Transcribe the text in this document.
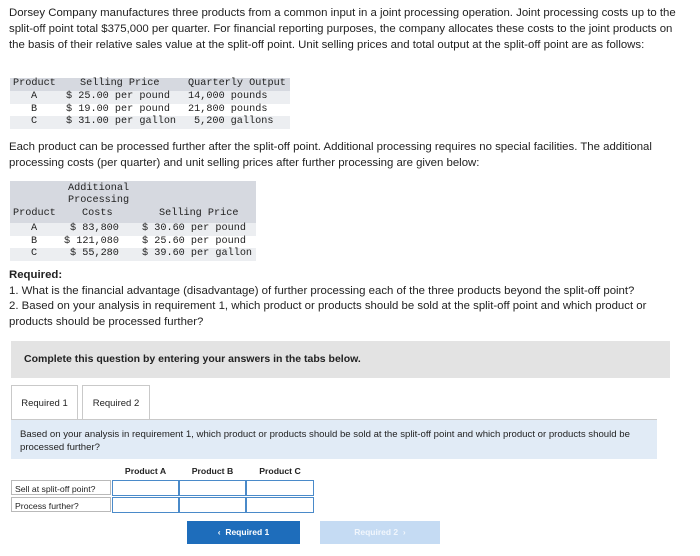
Dorsey Company manufactures three products from a common input in a joint processing operation. Joint processing costs up to the split-off point total $375,000 per quarter. For financial reporting purposes, the company allocates these costs to the joint products on the basis of their relative sales value at the split-off point. Unit selling prices and total output at the split-off point are as follows:
Product Selling Price	Quarterly Output
A	$ 25.00 per pound 14,000 pounds
B	$ 19.00 per pound 21,800 pounds
C	$ 31.00 per gallon 5,200 gallons
Each product can be processed further after the split-off point. Additional processing requires no special facilities. The additional processing costs (per quarter) and unit selling prices after further processing are given below:
Additional
Processing
Product	Costs	Selling Price
A	$ 83,800 $ 30.60 per pound
B	$ 121,080 $ 25.60 per pound
C	$ 55,280 $ 39.60 per gallon
Required:
1. What is the financial advantage (disadvantage) of further processing each of the three products beyond the split-off point?
2. Based on your analysis in requirement 1, which product or products should be sold at the split-off point and which product or products should be processed further?
Complete this question by entering your answers in the tabs below.
Required 1	Required 2
Based on your analysis in requirement 1, which product or products should be sold at the split-off point and which product or products should be processed further?
Product A	Product B	Product C
Sell at split-off point?
Process further?
‹ Required 1	Required 2 ›
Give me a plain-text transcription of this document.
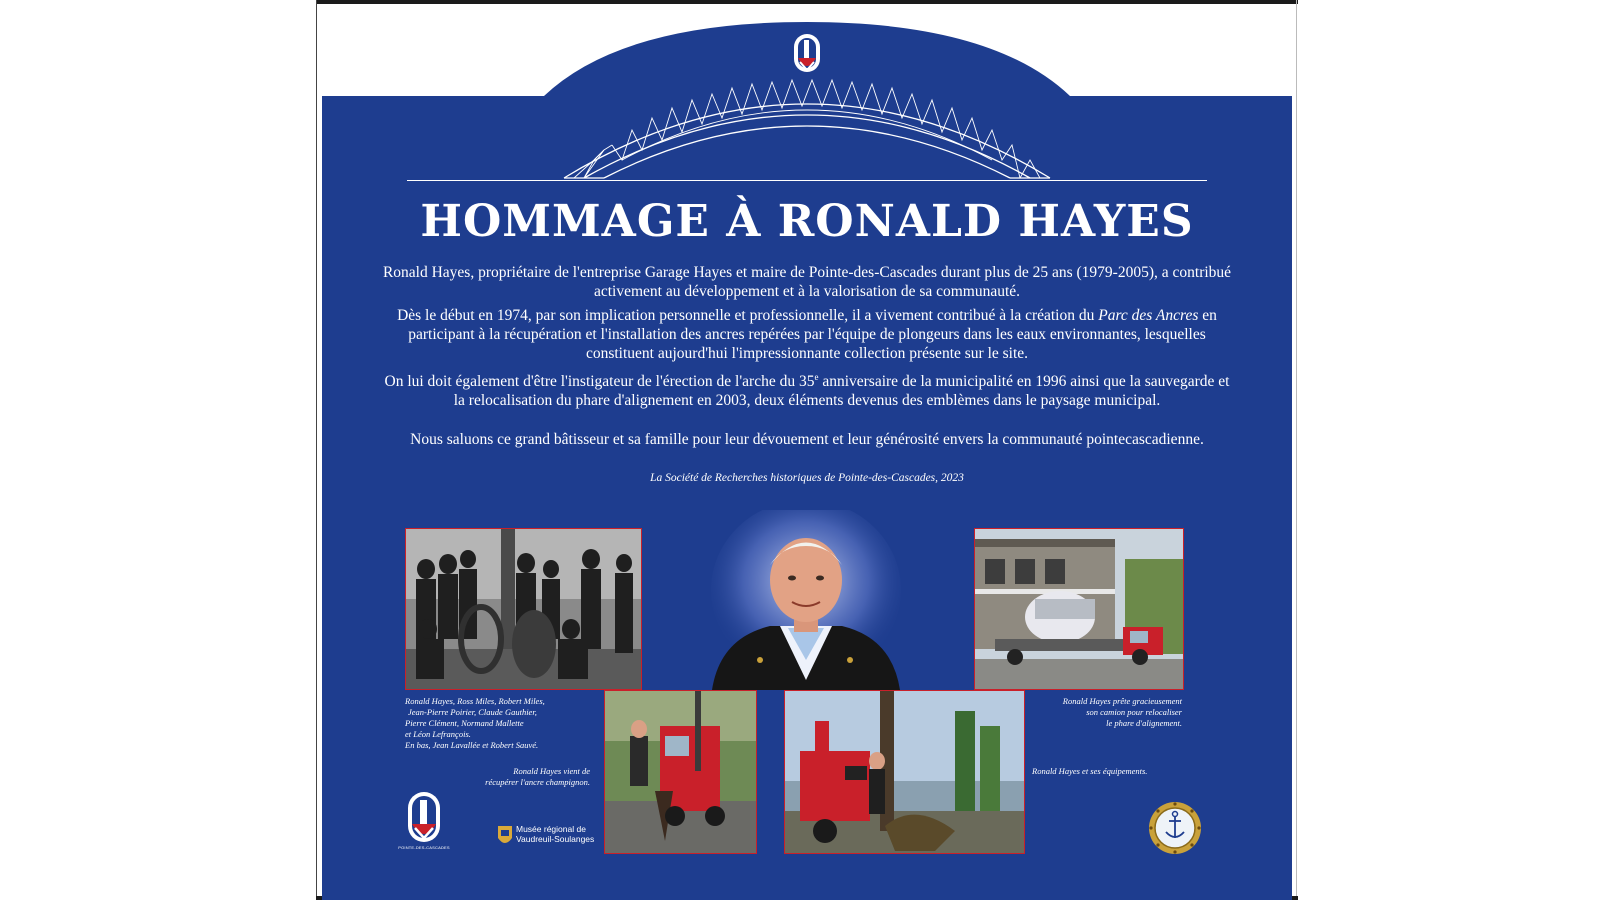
HOMMAGE À RONALD HAYES
Ronald Hayes, propriétaire de l'entreprise Garage Hayes et maire de Pointe-des-Cascades durant plus de 25 ans (1979-2005), a contribué activement au développement et à la valorisation de sa communauté.
Dès le début en 1974, par son implication personnelle et professionnelle, il a vivement contribué à la création du Parc des Ancres en participant à la récupération et l'installation des ancres repérées par l'équipe de plongeurs dans les eaux environnantes, lesquelles constituent aujourd'hui l'impressionnante collection présente sur le site.
On lui doit également d'être l'instigateur de l'érection de l'arche du 35e anniversaire de la municipalité en 1996 ainsi que la sauvegarde et la relocalisation du phare d'alignement en 2003, deux éléments devenus des emblèmes dans le paysage municipal.
Nous saluons ce grand bâtisseur et sa famille pour leur dévouement et leur générosité envers la communauté pointecascadienne.
La Société de Recherches historiques de Pointe-des-Cascades, 2023
Ronald Hayes, Ross Miles, Robert Miles,
Jean-Pierre Poirier, Claude Gauthier,
Pierre Clément, Normand Mallette
et Léon Lefrançois.
En bas, Jean Lavallée et Robert Sauvé.
Ronald Hayes vient de
récupérer l'ancre champignon.
Ronald Hayes prête gracieusement
son camion pour relocaliser
le phare d'alignement.
Ronald Hayes et ses équipements.
POINTE-DES-CASCADES
Musée régional de
Vaudreuil-Soulanges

#### [REQUIREMENT]
Read the entries and select each line where the word "your" is found.

#### [RESULT OF THE TASK]
2. Based on your analysis in requirement 1, which product or products should be sold at the split-off point and which product or products should be processed further?
Complete this question by entering your answers in the tabs below.
Based on your analysis in requirement 1, which product or products should be sold at the split-off point and which product or products should be processed further?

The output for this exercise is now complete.